▼

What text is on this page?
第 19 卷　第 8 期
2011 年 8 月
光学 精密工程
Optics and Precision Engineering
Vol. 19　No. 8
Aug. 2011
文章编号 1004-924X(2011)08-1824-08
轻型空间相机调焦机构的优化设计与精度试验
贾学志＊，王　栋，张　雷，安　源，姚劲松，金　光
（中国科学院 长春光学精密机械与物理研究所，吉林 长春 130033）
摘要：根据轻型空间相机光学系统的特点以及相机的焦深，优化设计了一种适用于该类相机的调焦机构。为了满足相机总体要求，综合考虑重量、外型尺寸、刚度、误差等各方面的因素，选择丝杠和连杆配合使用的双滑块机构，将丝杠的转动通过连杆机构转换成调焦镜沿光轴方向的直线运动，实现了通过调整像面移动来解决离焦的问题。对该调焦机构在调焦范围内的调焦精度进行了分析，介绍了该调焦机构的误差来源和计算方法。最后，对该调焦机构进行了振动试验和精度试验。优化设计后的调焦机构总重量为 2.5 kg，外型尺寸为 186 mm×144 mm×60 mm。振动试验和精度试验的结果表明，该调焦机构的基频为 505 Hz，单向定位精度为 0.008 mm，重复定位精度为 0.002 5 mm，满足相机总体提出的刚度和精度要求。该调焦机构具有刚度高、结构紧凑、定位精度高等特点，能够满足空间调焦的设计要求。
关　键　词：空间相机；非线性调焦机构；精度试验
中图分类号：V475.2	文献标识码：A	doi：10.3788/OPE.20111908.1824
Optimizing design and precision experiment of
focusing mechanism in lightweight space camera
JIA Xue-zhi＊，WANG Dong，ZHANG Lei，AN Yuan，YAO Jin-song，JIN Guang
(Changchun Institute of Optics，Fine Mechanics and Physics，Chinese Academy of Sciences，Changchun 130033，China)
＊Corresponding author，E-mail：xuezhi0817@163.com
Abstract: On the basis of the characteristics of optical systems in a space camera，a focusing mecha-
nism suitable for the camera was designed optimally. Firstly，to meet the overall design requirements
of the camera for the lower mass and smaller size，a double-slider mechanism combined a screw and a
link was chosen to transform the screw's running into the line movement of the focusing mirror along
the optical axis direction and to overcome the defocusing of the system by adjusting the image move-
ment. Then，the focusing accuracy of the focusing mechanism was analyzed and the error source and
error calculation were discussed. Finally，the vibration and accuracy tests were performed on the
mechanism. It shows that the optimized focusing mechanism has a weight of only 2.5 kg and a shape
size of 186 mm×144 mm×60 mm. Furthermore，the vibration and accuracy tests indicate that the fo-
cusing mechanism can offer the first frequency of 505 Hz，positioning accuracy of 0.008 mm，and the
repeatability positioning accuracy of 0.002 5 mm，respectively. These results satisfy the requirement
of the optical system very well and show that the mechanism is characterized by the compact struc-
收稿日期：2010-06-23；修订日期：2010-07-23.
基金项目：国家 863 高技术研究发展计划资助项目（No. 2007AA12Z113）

▲

## GOAL OF THE EXERCISE
Every line above should be retyped exactly as given.

## EXERCISE RESULT
What text is on this page?
第 19 卷　第 8 期
2011 年 8 月
光学 精密工程
Optics and Precision Engineering
Vol. 19　No. 8
Aug. 2011
文章编号 1004-924X(2011)08-1824-08
轻型空间相机调焦机构的优化设计与精度试验
贾学志＊，王　栋，张　雷，安　源，姚劲松，金　光
（中国科学院 长春光学精密机械与物理研究所，吉林 长春 130033）
摘要：根据轻型空间相机光学系统的特点以及相机的焦深，优化设计了一种适用于该类相机的调焦机构。为了满足相机总体要求，综合考虑重量、外型尺寸、刚度、误差等各方面的因素，选择丝杠和连杆配合使用的双滑块机构，将丝杠的转动通过连杆机构转换成调焦镜沿光轴方向的直线运动，实现了通过调整像面移动来解决离焦的问题。对该调焦机构在调焦范围内的调焦精度进行了分析，介绍了该调焦机构的误差来源和计算方法。最后，对该调焦机构进行了振动试验和精度试验。优化设计后的调焦机构总重量为 2.5 kg，外型尺寸为 186 mm×144 mm×60 mm。振动试验和精度试验的结果表明，该调焦机构的基频为 505 Hz，单向定位精度为 0.008 mm，重复定位精度为 0.002 5 mm，满足相机总体提出的刚度和精度要求。该调焦机构具有刚度高、结构紧凑、定位精度高等特点，能够满足空间调焦的设计要求。
关　键　词：空间相机；非线性调焦机构；精度试验
中图分类号：V475.2	文献标识码：A	doi：10.3788/OPE.20111908.1824
Optimizing design and precision experiment of
focusing mechanism in lightweight space camera
JIA Xue-zhi＊，WANG Dong，ZHANG Lei，AN Yuan，YAO Jin-song，JIN Guang
(Changchun Institute of Optics，Fine Mechanics and Physics，Chinese Academy of Sciences，Changchun 130033，China)
＊Corresponding author，E-mail：xuezhi0817@163.com
Abstract: On the basis of the characteristics of optical systems in a space camera，a focusing mecha-
nism suitable for the camera was designed optimally. Firstly，to meet the overall design requirements
of the camera for the lower mass and smaller size，a double-slider mechanism combined a screw and a
link was chosen to transform the screw's running into the line movement of the focusing mirror along
the optical axis direction and to overcome the defocusing of the system by adjusting the image move-
ment. Then，the focusing accuracy of the focusing mechanism was analyzed and the error source and
error calculation were discussed. Finally，the vibration and accuracy tests were performed on the
mechanism. It shows that the optimized focusing mechanism has a weight of only 2.5 kg and a shape
size of 186 mm×144 mm×60 mm. Furthermore，the vibration and accuracy tests indicate that the fo-
cusing mechanism can offer the first frequency of 505 Hz，positioning accuracy of 0.008 mm，and the
repeatability positioning accuracy of 0.002 5 mm，respectively. These results satisfy the requirement
of the optical system very well and show that the mechanism is characterized by the compact struc-
收稿日期：2010-06-23；修订日期：2010-07-23.
基金项目：国家 863 高技术研究发展计划资助项目（No. 2007AA12Z113）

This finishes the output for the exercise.